__TASKS FOR THIS EXERCISE__:
(A) In the forum thread about the strength training program, how often per week does the program call for squats?
(B) Pick up the forum thread about the strength training program after its final sentence and continue it.

Yes, they are hypothetical percentages. But they still make the point…

It was never my intention to begin with to get anyone else to run my program nor to say that it was better than some other program X. I was just wondering whether someone had comments regarding the set and rep ranges chosen, exercise selection or the training principles used. So that I could improve the program for my own training. Nothing more…

If it works me, as it seems like it is, I’ll be very happy and ask for nothing more from the program. I just wondered if someone had suggestions for improvements of this specific program.

Daily undulating periodization, block periodization, squat frequency of 3 times per week, bench 2 times a week, deadlifts 2 times per week and linear periodization are all proven systems. I’m not trying to reinvent the wheel…

Thank you! And my hope was that maybe someone would we willing to give me feedback on this journey, although I know it requires some effort and might be to much to ask for… But I thought it would be worth a shot.

There might very well be such a program and as I’ve said before in this thread, I’ll be happy to take any such suggestions and save them for later. Right now, I want to run the program I’ve laid out for little while… A coach or team would without a doubt be better! But unfortunately that is not a possibility for me right now.

This thread proves exactly this and I also to some extent anticipated that in my first post. However, I’m still hoping that someone will actually try to give me some feedback, as was my intent of starting this thread.


#16

Really?!

That’s pretty much ALL you’ve been given dude!

TL;DR you’re weak (yes, you are, you should be stronger after 18 months. Your bench is the only vaguely OK lift you’ve got), you’re inexperienced and your program sucks.

I tried to be nice, but apparently that didn’t get the message across.

__SOURCE MATERIAL__:

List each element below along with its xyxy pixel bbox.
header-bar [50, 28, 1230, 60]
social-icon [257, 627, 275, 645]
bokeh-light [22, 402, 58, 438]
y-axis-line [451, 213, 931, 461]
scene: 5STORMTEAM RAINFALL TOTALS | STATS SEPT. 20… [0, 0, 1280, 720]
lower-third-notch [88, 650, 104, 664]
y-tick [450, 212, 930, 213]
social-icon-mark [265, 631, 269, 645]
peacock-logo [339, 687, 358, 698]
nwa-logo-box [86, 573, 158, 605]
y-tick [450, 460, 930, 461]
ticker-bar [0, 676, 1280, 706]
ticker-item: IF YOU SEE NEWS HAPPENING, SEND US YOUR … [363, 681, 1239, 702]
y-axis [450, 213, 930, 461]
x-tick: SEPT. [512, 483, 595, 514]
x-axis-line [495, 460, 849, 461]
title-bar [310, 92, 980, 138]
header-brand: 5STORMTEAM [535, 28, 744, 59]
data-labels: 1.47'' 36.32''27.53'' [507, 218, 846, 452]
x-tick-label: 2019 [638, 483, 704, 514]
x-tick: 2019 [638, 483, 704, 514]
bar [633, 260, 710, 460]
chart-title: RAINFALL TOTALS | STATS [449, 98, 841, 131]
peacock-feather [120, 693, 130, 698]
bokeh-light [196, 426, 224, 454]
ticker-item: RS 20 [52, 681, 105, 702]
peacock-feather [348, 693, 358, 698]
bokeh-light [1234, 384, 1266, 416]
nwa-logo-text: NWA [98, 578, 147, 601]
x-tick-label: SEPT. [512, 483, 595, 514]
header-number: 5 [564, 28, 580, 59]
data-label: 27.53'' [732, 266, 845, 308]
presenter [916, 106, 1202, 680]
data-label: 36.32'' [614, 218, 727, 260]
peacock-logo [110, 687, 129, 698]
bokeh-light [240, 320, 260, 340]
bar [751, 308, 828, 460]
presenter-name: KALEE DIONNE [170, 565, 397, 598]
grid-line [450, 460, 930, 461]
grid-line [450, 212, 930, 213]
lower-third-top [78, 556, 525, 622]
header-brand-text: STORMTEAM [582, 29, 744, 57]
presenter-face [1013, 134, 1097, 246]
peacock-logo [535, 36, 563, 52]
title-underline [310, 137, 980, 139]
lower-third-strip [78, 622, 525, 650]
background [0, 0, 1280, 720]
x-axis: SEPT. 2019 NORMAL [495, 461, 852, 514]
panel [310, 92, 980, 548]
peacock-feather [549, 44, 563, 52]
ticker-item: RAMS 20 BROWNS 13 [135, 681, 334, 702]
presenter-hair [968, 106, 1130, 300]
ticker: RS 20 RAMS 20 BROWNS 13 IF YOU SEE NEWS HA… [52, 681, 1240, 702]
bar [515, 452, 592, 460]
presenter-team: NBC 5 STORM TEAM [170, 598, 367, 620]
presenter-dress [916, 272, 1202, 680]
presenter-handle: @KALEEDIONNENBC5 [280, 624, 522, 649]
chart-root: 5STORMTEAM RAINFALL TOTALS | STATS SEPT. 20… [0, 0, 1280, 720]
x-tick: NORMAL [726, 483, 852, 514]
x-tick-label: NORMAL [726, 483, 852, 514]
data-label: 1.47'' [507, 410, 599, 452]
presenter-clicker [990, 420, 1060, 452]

__RESULTS FOR THE EXERCISE__:
(A) Three times per week.

(B)
#17

Dude, same. You try and be nice and comment on peoples posts like this to be helpful. Honestly in my opinion OP, just do the fucking program. Don’t come on here for advice if you know what you’re going to do. I’m not an expert, nor is anyone really on this forum, but it wouldn’t matter if we were. When people stronger than you and who have been training much longer than you try to help and you go on the defensive you look like an asshat. Either do the program or ditch it.


#18

Thats what everyone has done. You should be focused on the end goal of your programming which almost always is “increase my total.” You have had several people tell you that there are programs that will increase your total more efficiently than your program. You’re not focused on the bigger picture here and no matter what anyone tells you, you dissect their post sentence by sentence saying they are wrong. You weren’t looking for criticism. You were looking for validation…


#19

I don’t understand why everyone thinks programming is rocket science. All that is really needed is a reason for doing something and a plan of progression. A simple understanding of periodization and how and when to change variables when stalling. One will never reach their potential to the fullest on a cookie cutter program. 5/3/1 and Cube Kingpin are good programs as written and can be great programs modified around your needs and goals, but they have drawbacks like any and every cookie cutters out there. If I may make a suggestion though, here is how I would do it…

Day 1
Deadlift- Power
Squat- Strength
Bench- Hypertrophy

Day 2
Bench- Power
Deadlift- Strength
Squat- Hypertrophy

Day 3
Squat- Power
Bench- Strength
Deadlift- Hypertrophy

I would also wave the volume down and wave the intensity up as the program progresses week to week. The way I read your explanation of your speed pulls is virtually backwards. Reference Prilepin’s table for intensity and volume ranges go from there. I wouldn’t add much assistance at all and if you do, you can add a bodybuilding 4th day to focus on all the fluff stuff. Just keep the compound movements to a minimum or non-existant even better.
However you go about it good luck!


#20

I agree with this, but when you are a beginner who trains alone, has no coach, has never competed and can’t diagnose your own weak points, there is no constructive reason for you to write yourself a program from scratch and forego a system that has been proven to work.